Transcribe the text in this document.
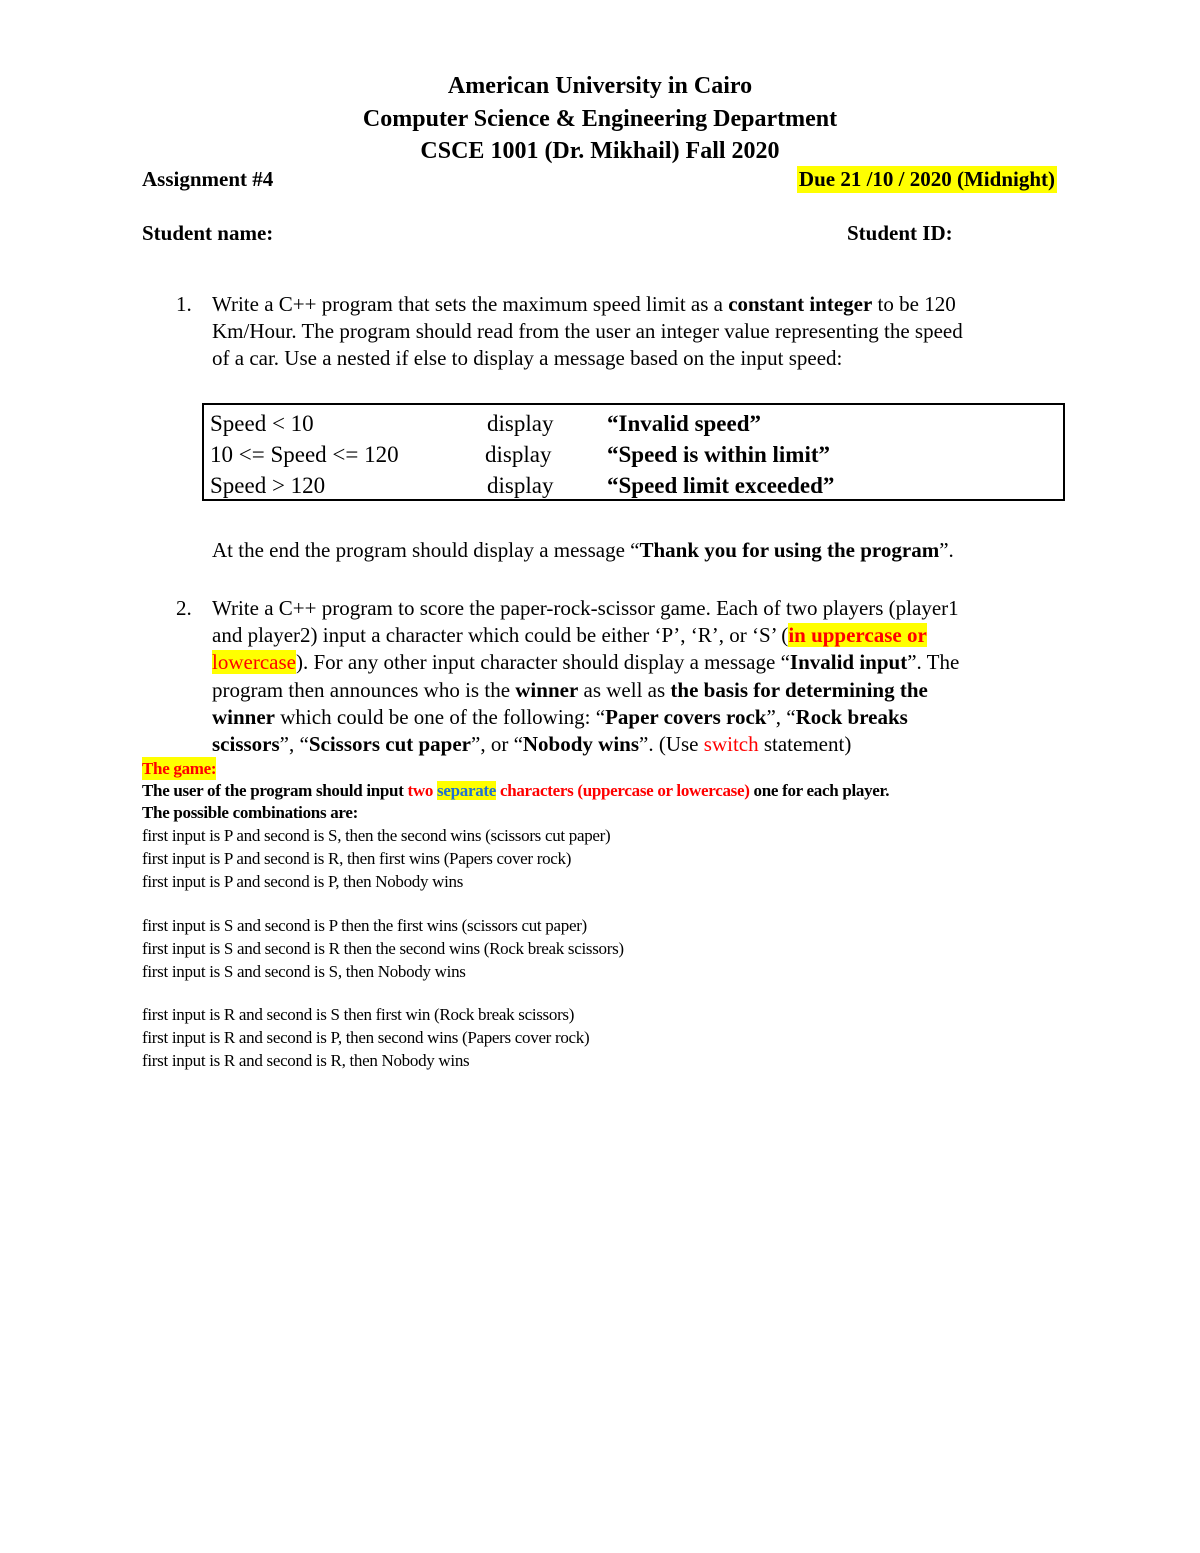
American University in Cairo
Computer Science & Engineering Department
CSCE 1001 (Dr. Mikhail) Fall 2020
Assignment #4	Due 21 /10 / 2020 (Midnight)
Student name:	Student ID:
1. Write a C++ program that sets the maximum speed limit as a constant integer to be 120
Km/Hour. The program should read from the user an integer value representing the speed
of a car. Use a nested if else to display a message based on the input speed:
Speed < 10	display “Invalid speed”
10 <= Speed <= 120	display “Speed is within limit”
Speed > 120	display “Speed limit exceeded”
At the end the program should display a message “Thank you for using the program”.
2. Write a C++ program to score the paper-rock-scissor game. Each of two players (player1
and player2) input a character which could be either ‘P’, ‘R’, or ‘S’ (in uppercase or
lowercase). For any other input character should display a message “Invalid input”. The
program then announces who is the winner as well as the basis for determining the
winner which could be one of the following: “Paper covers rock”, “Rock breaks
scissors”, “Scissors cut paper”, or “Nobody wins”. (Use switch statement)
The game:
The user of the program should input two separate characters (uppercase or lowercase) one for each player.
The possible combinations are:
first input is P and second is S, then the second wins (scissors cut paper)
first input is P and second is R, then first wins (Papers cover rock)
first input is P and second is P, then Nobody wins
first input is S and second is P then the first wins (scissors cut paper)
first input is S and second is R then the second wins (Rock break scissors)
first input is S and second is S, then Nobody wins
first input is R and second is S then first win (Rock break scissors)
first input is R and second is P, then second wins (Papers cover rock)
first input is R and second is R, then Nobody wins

Written instruction.
Pictures in the data above should not be copied; transcribe everything else exactly.

The output.
Transcribe the text in this document.
American University in Cairo
Computer Science & Engineering Department
CSCE 1001 (Dr. Mikhail) Fall 2020
Assignment #4	Due 21 /10 / 2020 (Midnight)
Student name:	Student ID:
1. Write a C++ program that sets the maximum speed limit as a constant integer to be 120
Km/Hour. The program should read from the user an integer value representing the speed
of a car. Use a nested if else to display a message based on the input speed:
Speed < 10	display “Invalid speed”
10 <= Speed <= 120	display “Speed is within limit”
Speed > 120	display “Speed limit exceeded”
At the end the program should display a message “Thank you for using the program”.
2. Write a C++ program to score the paper-rock-scissor game. Each of two players (player1
and player2) input a character which could be either ‘P’, ‘R’, or ‘S’ (in uppercase or
lowercase). For any other input character should display a message “Invalid input”. The
program then announces who is the winner as well as the basis for determining the
winner which could be one of the following: “Paper covers rock”, “Rock breaks
scissors”, “Scissors cut paper”, or “Nobody wins”. (Use switch statement)
The game:
The user of the program should input two separate characters (uppercase or lowercase) one for each player.
The possible combinations are:
first input is P and second is S, then the second wins (scissors cut paper)
first input is P and second is R, then first wins (Papers cover rock)
first input is P and second is P, then Nobody wins
first input is S and second is P then the first wins (scissors cut paper)
first input is S and second is R then the second wins (Rock break scissors)
first input is S and second is S, then Nobody wins
first input is R and second is S then first win (Rock break scissors)
first input is R and second is P, then second wins (Papers cover rock)
first input is R and second is R, then Nobody wins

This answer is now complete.